Directions for this task -> Leave out every picture, then transcribe the rest of the listing exactly.

Excerpted records ->
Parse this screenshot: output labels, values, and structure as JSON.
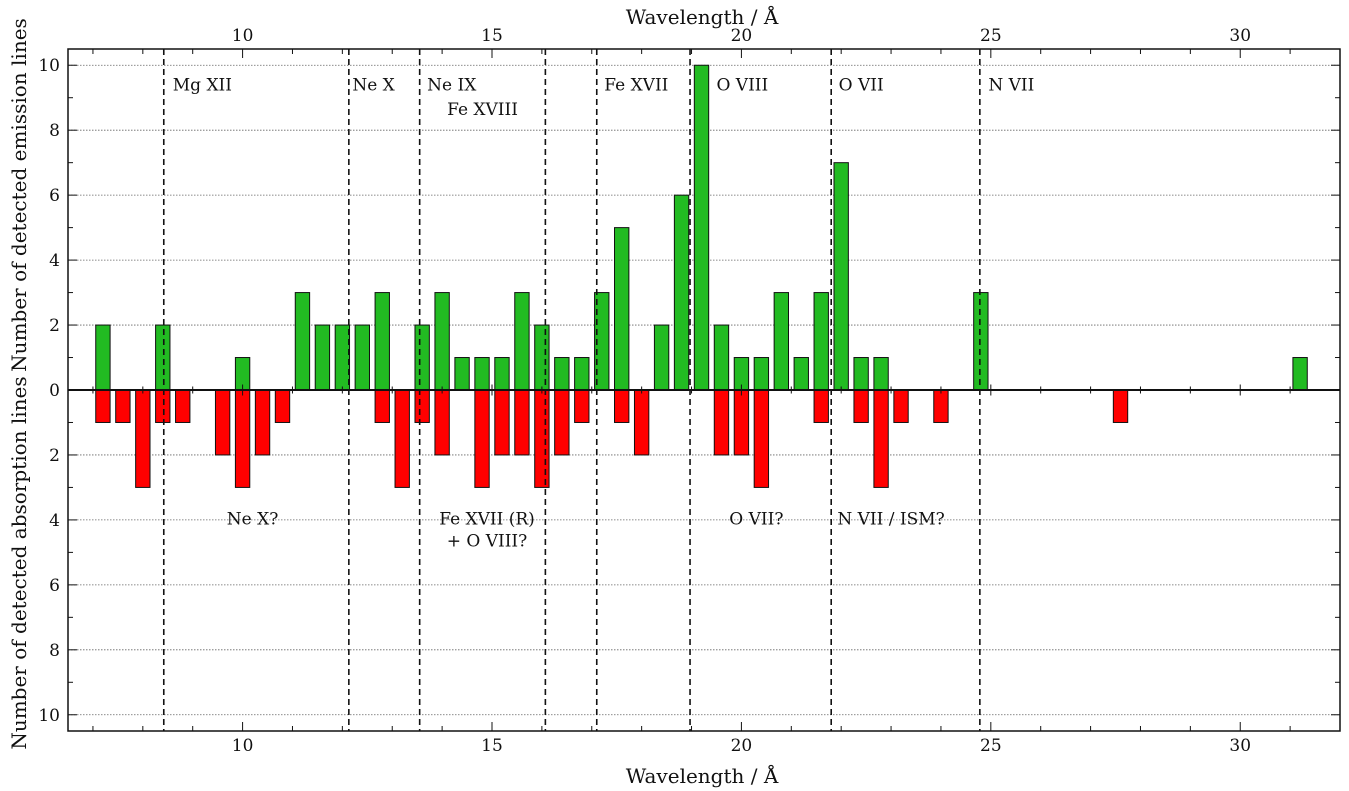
{
  "chart_data": {
    "type": "bar",
    "xlabel_top": "Wavelength / Å",
    "xlabel_bottom": "Wavelength / Å",
    "ylabel_upper": "Number of detected emission lines",
    "ylabel_lower": "Number of detected absorption lines",
    "xlim": [
      6.5,
      32.0
    ],
    "ylim": [
      -10.5,
      10.5
    ],
    "x_ticks": [
      10,
      15,
      20,
      25,
      30
    ],
    "y_ticks": [
      -10,
      -8,
      -6,
      -4,
      -2,
      0,
      2,
      4,
      6,
      8,
      10
    ],
    "bin_width": 0.4,
    "grid": true,
    "series": [
      {
        "name": "emission",
        "color": "#22bb22",
        "x": [
          7.2,
          8.4,
          10.0,
          11.2,
          11.6,
          12.0,
          12.4,
          12.8,
          13.6,
          14.0,
          14.4,
          14.8,
          15.2,
          15.6,
          16.0,
          16.4,
          16.8,
          17.2,
          17.6,
          18.4,
          18.8,
          19.2,
          19.6,
          20.0,
          20.4,
          20.8,
          21.2,
          21.6,
          22.0,
          22.4,
          22.8,
          24.8,
          31.2
        ],
        "values": [
          2,
          2,
          1,
          3,
          2,
          2,
          2,
          3,
          2,
          3,
          1,
          1,
          1,
          3,
          2,
          1,
          1,
          3,
          5,
          2,
          6,
          10,
          2,
          1,
          1,
          3,
          1,
          3,
          7,
          1,
          1,
          3,
          1
        ]
      },
      {
        "name": "absorption",
        "color": "#ff0000",
        "x": [
          7.2,
          7.6,
          8.0,
          8.4,
          8.8,
          9.6,
          10.0,
          10.4,
          10.8,
          12.8,
          13.2,
          13.6,
          14.0,
          14.8,
          15.2,
          15.6,
          16.0,
          16.4,
          16.8,
          17.6,
          18.0,
          19.6,
          20.0,
          20.4,
          21.6,
          22.4,
          22.8,
          23.2,
          24.0,
          27.6
        ],
        "values": [
          1,
          1,
          3,
          1,
          1,
          2,
          3,
          2,
          1,
          1,
          3,
          1,
          2,
          3,
          2,
          2,
          3,
          2,
          1,
          1,
          2,
          2,
          2,
          3,
          1,
          1,
          3,
          1,
          1,
          1
        ]
      }
    ],
    "reference_lines": [
      {
        "x": 8.42,
        "label": "Mg XII",
        "label_x": 8.6,
        "label_y": 9.4
      },
      {
        "x": 12.13,
        "label": "Ne X",
        "label_x": 12.2,
        "label_y": 9.4
      },
      {
        "x": 13.55,
        "label": "Ne IX",
        "label_x": 13.7,
        "label_y": 9.4
      },
      {
        "x": 16.07,
        "label": "Fe XVIII",
        "label_x": 14.1,
        "label_y": 8.65
      },
      {
        "x": 17.1,
        "label": "Fe XVII",
        "label_x": 17.25,
        "label_y": 9.4
      },
      {
        "x": 18.97,
        "label": "O VIII",
        "label_x": 19.5,
        "label_y": 9.4
      },
      {
        "x": 21.8,
        "label": "O VII",
        "label_x": 21.95,
        "label_y": 9.4
      },
      {
        "x": 24.78,
        "label": "N VII",
        "label_x": 24.95,
        "label_y": 9.4
      }
    ],
    "absorption_annotations": [
      {
        "lines": [
          "Ne X?"
        ],
        "x": 10.2,
        "y": -3.95
      },
      {
        "lines": [
          "Fe XVII (R)",
          "+ O VIII?"
        ],
        "x": 14.9,
        "y": -3.95
      },
      {
        "lines": [
          "O VII?"
        ],
        "x": 20.3,
        "y": -3.95
      },
      {
        "lines": [
          "N VII / ISM?"
        ],
        "x": 23.0,
        "y": -3.95
      }
    ]
  }
}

Solution to the problem ->
Parse this screenshot: output labels, values, and structure as JSON.
{
  "chart_data": {
    "type": "bar",
    "xlabel_top": "Wavelength / Å",
    "xlabel_bottom": "Wavelength / Å",
    "ylabel_upper": "Number of detected emission lines",
    "ylabel_lower": "Number of detected absorption lines",
    "xlim": [
      6.5,
      32.0
    ],
    "ylim": [
      -10.5,
      10.5
    ],
    "x_ticks": [
      10,
      15,
      20,
      25,
      30
    ],
    "y_ticks": [
      -10,
      -8,
      -6,
      -4,
      -2,
      0,
      2,
      4,
      6,
      8,
      10
    ],
    "bin_width": 0.4,
    "grid": true,
    "series": [
      {
        "name": "emission",
        "color": "#22bb22",
        "x": [
          7.2,
          8.4,
          10.0,
          11.2,
          11.6,
          12.0,
          12.4,
          12.8,
          13.6,
          14.0,
          14.4,
          14.8,
          15.2,
          15.6,
          16.0,
          16.4,
          16.8,
          17.2,
          17.6,
          18.4,
          18.8,
          19.2,
          19.6,
          20.0,
          20.4,
          20.8,
          21.2,
          21.6,
          22.0,
          22.4,
          22.8,
          24.8,
          31.2
        ],
        "values": [
          2,
          2,
          1,
          3,
          2,
          2,
          2,
          3,
          2,
          3,
          1,
          1,
          1,
          3,
          2,
          1,
          1,
          3,
          5,
          2,
          6,
          10,
          2,
          1,
          1,
          3,
          1,
          3,
          7,
          1,
          1,
          3,
          1
        ]
      },
      {
        "name": "absorption",
        "color": "#ff0000",
        "x": [
          7.2,
          7.6,
          8.0,
          8.4,
          8.8,
          9.6,
          10.0,
          10.4,
          10.8,
          12.8,
          13.2,
          13.6,
          14.0,
          14.8,
          15.2,
          15.6,
          16.0,
          16.4,
          16.8,
          17.6,
          18.0,
          19.6,
          20.0,
          20.4,
          21.6,
          22.4,
          22.8,
          23.2,
          24.0,
          27.6
        ],
        "values": [
          1,
          1,
          3,
          1,
          1,
          2,
          3,
          2,
          1,
          1,
          3,
          1,
          2,
          3,
          2,
          2,
          3,
          2,
          1,
          1,
          2,
          2,
          2,
          3,
          1,
          1,
          3,
          1,
          1,
          1
        ]
      }
    ],
    "reference_lines": [
      {
        "x": 8.42,
        "label": "Mg XII",
        "label_x": 8.6,
        "label_y": 9.4
      },
      {
        "x": 12.13,
        "label": "Ne X",
        "label_x": 12.2,
        "label_y": 9.4
      },
      {
        "x": 13.55,
        "label": "Ne IX",
        "label_x": 13.7,
        "label_y": 9.4
      },
      {
        "x": 16.07,
        "label": "Fe XVIII",
        "label_x": 14.1,
        "label_y": 8.65
      },
      {
        "x": 17.1,
        "label": "Fe XVII",
        "label_x": 17.25,
        "label_y": 9.4
      },
      {
        "x": 18.97,
        "label": "O VIII",
        "label_x": 19.5,
        "label_y": 9.4
      },
      {
        "x": 21.8,
        "label": "O VII",
        "label_x": 21.95,
        "label_y": 9.4
      },
      {
        "x": 24.78,
        "label": "N VII",
        "label_x": 24.95,
        "label_y": 9.4
      }
    ],
    "absorption_annotations": [
      {
        "lines": [
          "Ne X?"
        ],
        "x": 10.2,
        "y": -3.95
      },
      {
        "lines": [
          "Fe XVII (R)",
          "+ O VIII?"
        ],
        "x": 14.9,
        "y": -3.95
      },
      {
        "lines": [
          "O VII?"
        ],
        "x": 20.3,
        "y": -3.95
      },
      {
        "lines": [
          "N VII / ISM?"
        ],
        "x": 23.0,
        "y": -3.95
      }
    ]
  }
}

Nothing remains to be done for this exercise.